Task statement
Restate the entire listing word for word.

-- Start of Data excerpts --

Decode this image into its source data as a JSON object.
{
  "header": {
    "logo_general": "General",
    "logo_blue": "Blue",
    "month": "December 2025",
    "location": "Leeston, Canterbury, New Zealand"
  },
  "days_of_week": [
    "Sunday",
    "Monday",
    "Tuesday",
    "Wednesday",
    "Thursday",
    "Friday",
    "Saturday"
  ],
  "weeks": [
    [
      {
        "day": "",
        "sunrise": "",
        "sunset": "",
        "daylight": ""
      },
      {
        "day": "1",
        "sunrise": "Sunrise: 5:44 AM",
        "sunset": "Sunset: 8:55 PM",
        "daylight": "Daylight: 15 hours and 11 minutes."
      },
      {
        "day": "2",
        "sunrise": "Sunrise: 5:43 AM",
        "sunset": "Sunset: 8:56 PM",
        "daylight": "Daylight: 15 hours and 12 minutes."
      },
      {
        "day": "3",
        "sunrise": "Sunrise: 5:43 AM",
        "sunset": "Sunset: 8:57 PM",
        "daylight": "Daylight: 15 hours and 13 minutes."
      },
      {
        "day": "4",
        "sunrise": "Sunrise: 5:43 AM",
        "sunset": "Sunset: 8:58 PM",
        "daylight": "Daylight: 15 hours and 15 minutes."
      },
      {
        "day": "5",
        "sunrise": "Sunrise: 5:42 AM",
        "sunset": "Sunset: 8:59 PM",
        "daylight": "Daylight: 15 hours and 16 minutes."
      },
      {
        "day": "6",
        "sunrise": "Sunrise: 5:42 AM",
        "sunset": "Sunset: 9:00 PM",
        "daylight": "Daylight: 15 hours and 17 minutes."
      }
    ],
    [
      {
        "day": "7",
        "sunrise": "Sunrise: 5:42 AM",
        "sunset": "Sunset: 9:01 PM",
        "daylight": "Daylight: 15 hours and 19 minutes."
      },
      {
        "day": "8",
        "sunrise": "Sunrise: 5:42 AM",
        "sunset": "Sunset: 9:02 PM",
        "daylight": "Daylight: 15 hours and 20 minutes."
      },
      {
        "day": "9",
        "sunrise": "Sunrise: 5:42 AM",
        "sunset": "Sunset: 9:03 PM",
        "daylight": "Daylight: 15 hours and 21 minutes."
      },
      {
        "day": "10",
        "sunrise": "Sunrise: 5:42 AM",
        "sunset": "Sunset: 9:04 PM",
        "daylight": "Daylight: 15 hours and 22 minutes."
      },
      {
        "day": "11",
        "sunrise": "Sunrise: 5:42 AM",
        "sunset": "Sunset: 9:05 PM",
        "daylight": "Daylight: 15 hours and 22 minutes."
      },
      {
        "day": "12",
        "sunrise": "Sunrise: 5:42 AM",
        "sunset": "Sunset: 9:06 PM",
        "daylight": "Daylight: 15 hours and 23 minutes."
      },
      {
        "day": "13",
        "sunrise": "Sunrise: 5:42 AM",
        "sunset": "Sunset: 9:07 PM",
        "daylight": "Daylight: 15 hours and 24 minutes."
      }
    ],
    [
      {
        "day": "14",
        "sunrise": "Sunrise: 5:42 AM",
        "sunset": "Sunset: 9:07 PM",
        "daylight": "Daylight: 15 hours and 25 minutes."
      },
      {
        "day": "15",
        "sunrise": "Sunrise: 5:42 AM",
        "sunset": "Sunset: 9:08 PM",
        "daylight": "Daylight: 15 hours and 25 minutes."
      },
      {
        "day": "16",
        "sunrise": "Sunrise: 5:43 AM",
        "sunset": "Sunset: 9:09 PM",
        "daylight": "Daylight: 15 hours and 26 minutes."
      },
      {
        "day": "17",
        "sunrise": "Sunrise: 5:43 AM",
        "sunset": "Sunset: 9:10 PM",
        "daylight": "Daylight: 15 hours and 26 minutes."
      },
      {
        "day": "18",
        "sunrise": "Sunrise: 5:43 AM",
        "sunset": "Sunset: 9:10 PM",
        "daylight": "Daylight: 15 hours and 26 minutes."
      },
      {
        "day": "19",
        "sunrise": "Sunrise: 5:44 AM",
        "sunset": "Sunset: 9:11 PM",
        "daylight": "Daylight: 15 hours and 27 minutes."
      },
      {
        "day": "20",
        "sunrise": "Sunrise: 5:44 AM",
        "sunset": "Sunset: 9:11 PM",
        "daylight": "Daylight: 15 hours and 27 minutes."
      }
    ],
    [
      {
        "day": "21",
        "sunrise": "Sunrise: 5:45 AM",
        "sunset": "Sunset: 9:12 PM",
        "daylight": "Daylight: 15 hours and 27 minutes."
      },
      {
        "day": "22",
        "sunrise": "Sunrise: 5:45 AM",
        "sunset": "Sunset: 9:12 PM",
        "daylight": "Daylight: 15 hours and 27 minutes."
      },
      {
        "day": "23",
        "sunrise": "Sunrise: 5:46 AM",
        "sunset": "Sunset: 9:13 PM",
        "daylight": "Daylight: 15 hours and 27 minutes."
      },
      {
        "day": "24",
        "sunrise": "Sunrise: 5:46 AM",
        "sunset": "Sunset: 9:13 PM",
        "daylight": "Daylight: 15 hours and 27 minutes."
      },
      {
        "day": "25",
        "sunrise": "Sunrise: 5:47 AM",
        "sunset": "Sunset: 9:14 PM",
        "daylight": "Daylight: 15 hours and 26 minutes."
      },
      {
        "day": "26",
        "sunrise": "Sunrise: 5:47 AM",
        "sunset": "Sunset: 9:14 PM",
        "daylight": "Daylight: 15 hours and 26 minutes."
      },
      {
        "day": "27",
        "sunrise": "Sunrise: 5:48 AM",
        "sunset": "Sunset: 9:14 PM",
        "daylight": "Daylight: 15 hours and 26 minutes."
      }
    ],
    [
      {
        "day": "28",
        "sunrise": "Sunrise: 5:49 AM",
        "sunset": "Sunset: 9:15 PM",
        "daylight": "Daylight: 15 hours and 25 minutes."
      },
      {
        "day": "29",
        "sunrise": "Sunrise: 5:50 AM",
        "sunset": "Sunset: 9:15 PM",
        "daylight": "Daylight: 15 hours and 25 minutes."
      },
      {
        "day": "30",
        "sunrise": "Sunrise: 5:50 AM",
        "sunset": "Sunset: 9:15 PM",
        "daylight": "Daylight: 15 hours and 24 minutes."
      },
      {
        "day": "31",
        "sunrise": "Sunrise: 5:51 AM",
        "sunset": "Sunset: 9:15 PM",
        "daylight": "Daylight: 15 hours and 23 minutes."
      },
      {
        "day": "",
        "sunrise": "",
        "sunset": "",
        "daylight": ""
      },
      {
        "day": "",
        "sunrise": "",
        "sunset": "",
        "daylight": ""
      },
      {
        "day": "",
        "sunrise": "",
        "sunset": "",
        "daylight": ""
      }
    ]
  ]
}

-- End of Data excerpts --

Reply to the exercise
Decode this image into its source data as a JSON object.
{
  "header": {
    "logo_general": "General",
    "logo_blue": "Blue",
    "month": "December 2025",
    "location": "Leeston, Canterbury, New Zealand"
  },
  "days_of_week": [
    "Sunday",
    "Monday",
    "Tuesday",
    "Wednesday",
    "Thursday",
    "Friday",
    "Saturday"
  ],
  "weeks": [
    [
      {
        "day": "",
        "sunrise": "",
        "sunset": "",
        "daylight": ""
      },
      {
        "day": "1",
        "sunrise": "Sunrise: 5:44 AM",
        "sunset": "Sunset: 8:55 PM",
        "daylight": "Daylight: 15 hours and 11 minutes."
      },
      {
        "day": "2",
        "sunrise": "Sunrise: 5:43 AM",
        "sunset": "Sunset: 8:56 PM",
        "daylight": "Daylight: 15 hours and 12 minutes."
      },
      {
        "day": "3",
        "sunrise": "Sunrise: 5:43 AM",
        "sunset": "Sunset: 8:57 PM",
        "daylight": "Daylight: 15 hours and 13 minutes."
      },
      {
        "day": "4",
        "sunrise": "Sunrise: 5:43 AM",
        "sunset": "Sunset: 8:58 PM",
        "daylight": "Daylight: 15 hours and 15 minutes."
      },
      {
        "day": "5",
        "sunrise": "Sunrise: 5:42 AM",
        "sunset": "Sunset: 8:59 PM",
        "daylight": "Daylight: 15 hours and 16 minutes."
      },
      {
        "day": "6",
        "sunrise": "Sunrise: 5:42 AM",
        "sunset": "Sunset: 9:00 PM",
        "daylight": "Daylight: 15 hours and 17 minutes."
      }
    ],
    [
      {
        "day": "7",
        "sunrise": "Sunrise: 5:42 AM",
        "sunset": "Sunset: 9:01 PM",
        "daylight": "Daylight: 15 hours and 19 minutes."
      },
      {
        "day": "8",
        "sunrise": "Sunrise: 5:42 AM",
        "sunset": "Sunset: 9:02 PM",
        "daylight": "Daylight: 15 hours and 20 minutes."
      },
      {
        "day": "9",
        "sunrise": "Sunrise: 5:42 AM",
        "sunset": "Sunset: 9:03 PM",
        "daylight": "Daylight: 15 hours and 21 minutes."
      },
      {
        "day": "10",
        "sunrise": "Sunrise: 5:42 AM",
        "sunset": "Sunset: 9:04 PM",
        "daylight": "Daylight: 15 hours and 22 minutes."
      },
      {
        "day": "11",
        "sunrise": "Sunrise: 5:42 AM",
        "sunset": "Sunset: 9:05 PM",
        "daylight": "Daylight: 15 hours and 22 minutes."
      },
      {
        "day": "12",
        "sunrise": "Sunrise: 5:42 AM",
        "sunset": "Sunset: 9:06 PM",
        "daylight": "Daylight: 15 hours and 23 minutes."
      },
      {
        "day": "13",
        "sunrise": "Sunrise: 5:42 AM",
        "sunset": "Sunset: 9:07 PM",
        "daylight": "Daylight: 15 hours and 24 minutes."
      }
    ],
    [
      {
        "day": "14",
        "sunrise": "Sunrise: 5:42 AM",
        "sunset": "Sunset: 9:07 PM",
        "daylight": "Daylight: 15 hours and 25 minutes."
      },
      {
        "day": "15",
        "sunrise": "Sunrise: 5:42 AM",
        "sunset": "Sunset: 9:08 PM",
        "daylight": "Daylight: 15 hours and 25 minutes."
      },
      {
        "day": "16",
        "sunrise": "Sunrise: 5:43 AM",
        "sunset": "Sunset: 9:09 PM",
        "daylight": "Daylight: 15 hours and 26 minutes."
      },
      {
        "day": "17",
        "sunrise": "Sunrise: 5:43 AM",
        "sunset": "Sunset: 9:10 PM",
        "daylight": "Daylight: 15 hours and 26 minutes."
      },
      {
        "day": "18",
        "sunrise": "Sunrise: 5:43 AM",
        "sunset": "Sunset: 9:10 PM",
        "daylight": "Daylight: 15 hours and 26 minutes."
      },
      {
        "day": "19",
        "sunrise": "Sunrise: 5:44 AM",
        "sunset": "Sunset: 9:11 PM",
        "daylight": "Daylight: 15 hours and 27 minutes."
      },
      {
        "day": "20",
        "sunrise": "Sunrise: 5:44 AM",
        "sunset": "Sunset: 9:11 PM",
        "daylight": "Daylight: 15 hours and 27 minutes."
      }
    ],
    [
      {
        "day": "21",
        "sunrise": "Sunrise: 5:45 AM",
        "sunset": "Sunset: 9:12 PM",
        "daylight": "Daylight: 15 hours and 27 minutes."
      },
      {
        "day": "22",
        "sunrise": "Sunrise: 5:45 AM",
        "sunset": "Sunset: 9:12 PM",
        "daylight": "Daylight: 15 hours and 27 minutes."
      },
      {
        "day": "23",
        "sunrise": "Sunrise: 5:46 AM",
        "sunset": "Sunset: 9:13 PM",
        "daylight": "Daylight: 15 hours and 27 minutes."
      },
      {
        "day": "24",
        "sunrise": "Sunrise: 5:46 AM",
        "sunset": "Sunset: 9:13 PM",
        "daylight": "Daylight: 15 hours and 27 minutes."
      },
      {
        "day": "25",
        "sunrise": "Sunrise: 5:47 AM",
        "sunset": "Sunset: 9:14 PM",
        "daylight": "Daylight: 15 hours and 26 minutes."
      },
      {
        "day": "26",
        "sunrise": "Sunrise: 5:47 AM",
        "sunset": "Sunset: 9:14 PM",
        "daylight": "Daylight: 15 hours and 26 minutes."
      },
      {
        "day": "27",
        "sunrise": "Sunrise: 5:48 AM",
        "sunset": "Sunset: 9:14 PM",
        "daylight": "Daylight: 15 hours and 26 minutes."
      }
    ],
    [
      {
        "day": "28",
        "sunrise": "Sunrise: 5:49 AM",
        "sunset": "Sunset: 9:15 PM",
        "daylight": "Daylight: 15 hours and 25 minutes."
      },
      {
        "day": "29",
        "sunrise": "Sunrise: 5:50 AM",
        "sunset": "Sunset: 9:15 PM",
        "daylight": "Daylight: 15 hours and 25 minutes."
      },
      {
        "day": "30",
        "sunrise": "Sunrise: 5:50 AM",
        "sunset": "Sunset: 9:15 PM",
        "daylight": "Daylight: 15 hours and 24 minutes."
      },
      {
        "day": "31",
        "sunrise": "Sunrise: 5:51 AM",
        "sunset": "Sunset: 9:15 PM",
        "daylight": "Daylight: 15 hours and 23 minutes."
      },
      {
        "day": "",
        "sunrise": "",
        "sunset": "",
        "daylight": ""
      },
      {
        "day": "",
        "sunrise": "",
        "sunset": "",
        "daylight": ""
      },
      {
        "day": "",
        "sunrise": "",
        "sunset": "",
        "daylight": ""
      }
    ]
  ]
}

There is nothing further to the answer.